Part of a data file:
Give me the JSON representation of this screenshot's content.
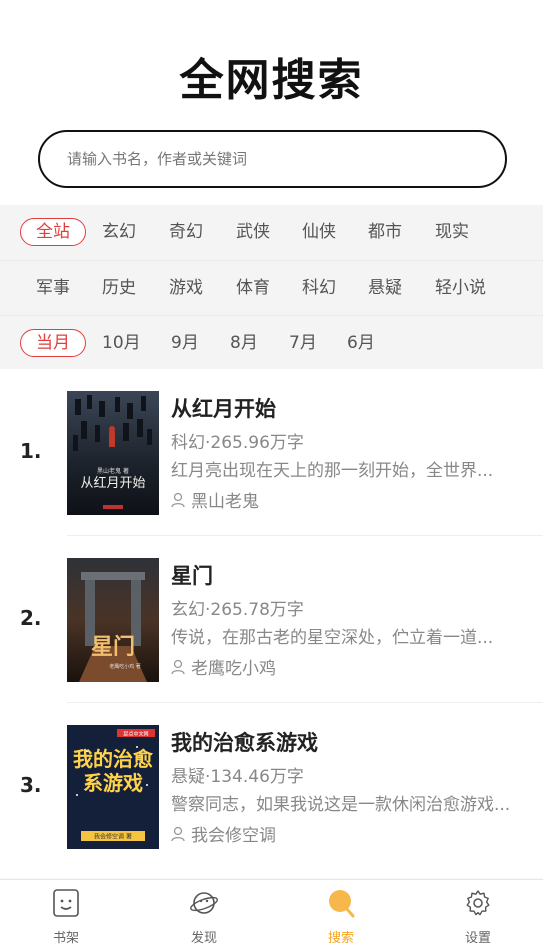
{
  "header": {
    "title": "全网搜索"
  },
  "search": {
    "placeholder": "请输入书名，作者或关键词"
  },
  "categories": {
    "row1": [
      "全站",
      "玄幻",
      "奇幻",
      "武侠",
      "仙侠",
      "都市",
      "现实"
    ],
    "row2": [
      "军事",
      "历史",
      "游戏",
      "体育",
      "科幻",
      "悬疑",
      "轻小说"
    ],
    "selected": "全站"
  },
  "periods": {
    "items": [
      "当月",
      "10月",
      "9月",
      "8月",
      "7月",
      "6月"
    ],
    "selected": "当月"
  },
  "books": [
    {
      "rank": "1.",
      "title": "从红月开始",
      "meta": "科幻·265.96万字",
      "desc": "红月亮出现在天上的那一刻开始，全世界...",
      "author": "黑山老鬼",
      "cover_text": "从红月开始",
      "cover_subtitle": "黑山老鬼 著"
    },
    {
      "rank": "2.",
      "title": "星门",
      "meta": "玄幻·265.78万字",
      "desc": "传说，在那古老的星空深处，伫立着一道...",
      "author": "老鹰吃小鸡",
      "cover_text": "星门",
      "cover_subtitle": "老鹰吃小鸡 著"
    },
    {
      "rank": "3.",
      "title": "我的治愈系游戏",
      "meta": "悬疑·134.46万字",
      "desc": "警察同志，如果我说这是一款休闲治愈游戏...",
      "author": "我会修空调",
      "cover_text": "我的治愈系游戏",
      "cover_subtitle": "我会修空调 著",
      "cover_brand": "起点中文网"
    }
  ],
  "tabs": [
    {
      "label": "书架",
      "icon": "bookshelf-icon"
    },
    {
      "label": "发现",
      "icon": "discover-planet-icon"
    },
    {
      "label": "搜索",
      "icon": "search-icon"
    },
    {
      "label": "设置",
      "icon": "gear-icon"
    }
  ],
  "active_tab": "搜索",
  "colors": {
    "accent_red": "#e23e3e",
    "active_tab": "#f5a623",
    "filter_bg": "#f4f4f5",
    "muted_text": "#888888"
  }
}
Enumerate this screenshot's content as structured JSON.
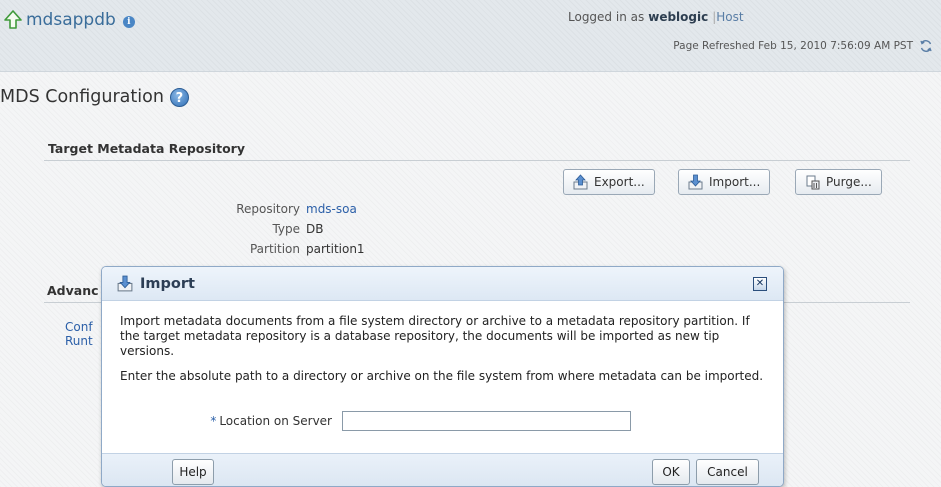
{
  "header": {
    "app_name": "mdsappdb",
    "info_glyph": "i",
    "logged_in_prefix": "Logged in as",
    "username": "weblogic",
    "separator": "|",
    "host_link": "Host",
    "page_refreshed": "Page Refreshed Feb 15, 2010 7:56:09 AM PST"
  },
  "page": {
    "title": "MDS Configuration",
    "help_glyph": "?"
  },
  "target_repo": {
    "section_title": "Target Metadata Repository",
    "buttons": {
      "export": "Export...",
      "import": "Import...",
      "purge": "Purge..."
    },
    "properties": [
      {
        "label": "Repository",
        "value": "mds-soa"
      },
      {
        "label": "Type",
        "value": "DB"
      },
      {
        "label": "Partition",
        "value": "partition1"
      }
    ]
  },
  "advanced": {
    "section_title_partial": "Advanc",
    "link1_partial": "Conf",
    "link2_partial": "Runt"
  },
  "dialog": {
    "title": "Import",
    "close_glyph": "✕",
    "description": "Import metadata documents from a file system directory or archive to a metadata repository partition. If the target metadata repository is a database repository, the documents will be imported as new tip versions.",
    "instruction": "Enter the absolute path to a directory or archive on the file system from where metadata can be imported.",
    "required_marker": "*",
    "field_label": "Location on Server",
    "field_value": "",
    "help_button": "Help",
    "ok_button": "OK",
    "cancel_button": "Cancel"
  },
  "colors": {
    "link": "#2b5fa8",
    "title_text": "#3a6d9a",
    "dialog_border": "#8fa9c7"
  },
  "icons": {
    "home": "home-arrow-icon",
    "refresh": "refresh-icon",
    "export": "export-icon",
    "import": "import-icon",
    "purge": "purge-icon"
  }
}
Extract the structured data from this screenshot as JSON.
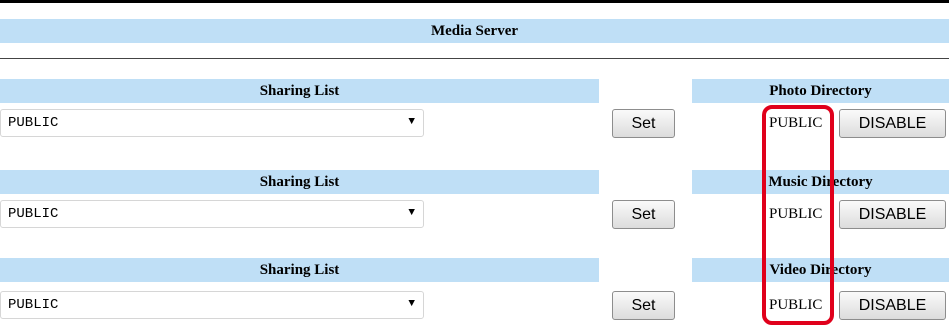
{
  "section": {
    "title": "Media Server"
  },
  "rows": [
    {
      "sharing_label": "Sharing List",
      "selected": "PUBLIC",
      "set_label": "Set",
      "directory_label": "Photo Directory",
      "directory_value": "PUBLIC",
      "disable_label": "DISABLE"
    },
    {
      "sharing_label": "Sharing List",
      "selected": "PUBLIC",
      "set_label": "Set",
      "directory_label": "Music Directory",
      "directory_value": "PUBLIC",
      "disable_label": "DISABLE"
    },
    {
      "sharing_label": "Sharing List",
      "selected": "PUBLIC",
      "set_label": "Set",
      "directory_label": "Video Directory",
      "directory_value": "PUBLIC",
      "disable_label": "DISABLE"
    }
  ],
  "colors": {
    "header_bg": "#bfdff6",
    "highlight": "#e0001b"
  },
  "icons": {
    "dropdown": "chevron-down-icon"
  }
}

Task requirements: Copy out the whole listing exactly, and don't carry over any pictures.

Reply to the exercise:
Give me the JSON representation of this screenshot's content.
{
  "header": {
    "title": "全网搜索"
  },
  "search": {
    "placeholder": "请输入书名，作者或关键词"
  },
  "categories": {
    "row1": [
      "全站",
      "玄幻",
      "奇幻",
      "武侠",
      "仙侠",
      "都市",
      "现实"
    ],
    "row2": [
      "军事",
      "历史",
      "游戏",
      "体育",
      "科幻",
      "悬疑",
      "轻小说"
    ],
    "selected": "全站"
  },
  "periods": {
    "items": [
      "当月",
      "10月",
      "9月",
      "8月",
      "7月",
      "6月"
    ],
    "selected": "当月"
  },
  "books": [
    {
      "rank": "1.",
      "title": "从红月开始",
      "meta": "科幻·265.96万字",
      "desc": "红月亮出现在天上的那一刻开始，全世界...",
      "author": "黑山老鬼",
      "cover_text": "从红月开始",
      "cover_subtitle": "黑山老鬼 著"
    },
    {
      "rank": "2.",
      "title": "星门",
      "meta": "玄幻·265.78万字",
      "desc": "传说，在那古老的星空深处，伫立着一道...",
      "author": "老鹰吃小鸡",
      "cover_text": "星门",
      "cover_subtitle": "老鹰吃小鸡 著"
    },
    {
      "rank": "3.",
      "title": "我的治愈系游戏",
      "meta": "悬疑·134.46万字",
      "desc": "警察同志，如果我说这是一款休闲治愈游戏...",
      "author": "我会修空调",
      "cover_text": "我的治愈系游戏",
      "cover_subtitle": "我会修空调 著",
      "cover_brand": "起点中文网"
    }
  ],
  "tabs": [
    {
      "label": "书架",
      "icon": "bookshelf-icon"
    },
    {
      "label": "发现",
      "icon": "discover-planet-icon"
    },
    {
      "label": "搜索",
      "icon": "search-icon"
    },
    {
      "label": "设置",
      "icon": "gear-icon"
    }
  ],
  "active_tab": "搜索",
  "colors": {
    "accent_red": "#e23e3e",
    "active_tab": "#f5a623",
    "filter_bg": "#f4f4f5",
    "muted_text": "#888888"
  }
}
Enumerate this screenshot's content as structured JSON.
{
  "header": {
    "app_name": "mdsappdb",
    "info_glyph": "i",
    "logged_in_prefix": "Logged in as",
    "username": "weblogic",
    "separator": "|",
    "host_link": "Host",
    "page_refreshed": "Page Refreshed Feb 15, 2010 7:56:09 AM PST"
  },
  "page": {
    "title": "MDS Configuration",
    "help_glyph": "?"
  },
  "target_repo": {
    "section_title": "Target Metadata Repository",
    "buttons": {
      "export": "Export...",
      "import": "Import...",
      "purge": "Purge..."
    },
    "properties": [
      {
        "label": "Repository",
        "value": "mds-soa"
      },
      {
        "label": "Type",
        "value": "DB"
      },
      {
        "label": "Partition",
        "value": "partition1"
      }
    ]
  },
  "advanced": {
    "section_title_partial": "Advanc",
    "link1_partial": "Conf",
    "link2_partial": "Runt"
  },
  "dialog": {
    "title": "Import",
    "close_glyph": "✕",
    "description": "Import metadata documents from a file system directory or archive to a metadata repository partition. If the target metadata repository is a database repository, the documents will be imported as new tip versions.",
    "instruction": "Enter the absolute path to a directory or archive on the file system from where metadata can be imported.",
    "required_marker": "*",
    "field_label": "Location on Server",
    "field_value": "",
    "help_button": "Help",
    "ok_button": "OK",
    "cancel_button": "Cancel"
  },
  "colors": {
    "link": "#2b5fa8",
    "title_text": "#3a6d9a",
    "dialog_border": "#8fa9c7"
  },
  "icons": {
    "home": "home-arrow-icon",
    "refresh": "refresh-icon",
    "export": "export-icon",
    "import": "import-icon",
    "purge": "purge-icon"
  }
}
Extract the structured data from this screenshot as JSON.
{
  "section": {
    "title": "Media Server"
  },
  "rows": [
    {
      "sharing_label": "Sharing List",
      "selected": "PUBLIC",
      "set_label": "Set",
      "directory_label": "Photo Directory",
      "directory_value": "PUBLIC",
      "disable_label": "DISABLE"
    },
    {
      "sharing_label": "Sharing List",
      "selected": "PUBLIC",
      "set_label": "Set",
      "directory_label": "Music Directory",
      "directory_value": "PUBLIC",
      "disable_label": "DISABLE"
    },
    {
      "sharing_label": "Sharing List",
      "selected": "PUBLIC",
      "set_label": "Set",
      "directory_label": "Video Directory",
      "directory_value": "PUBLIC",
      "disable_label": "DISABLE"
    }
  ],
  "colors": {
    "header_bg": "#bfdff6",
    "highlight": "#e0001b"
  },
  "icons": {
    "dropdown": "chevron-down-icon"
  }
}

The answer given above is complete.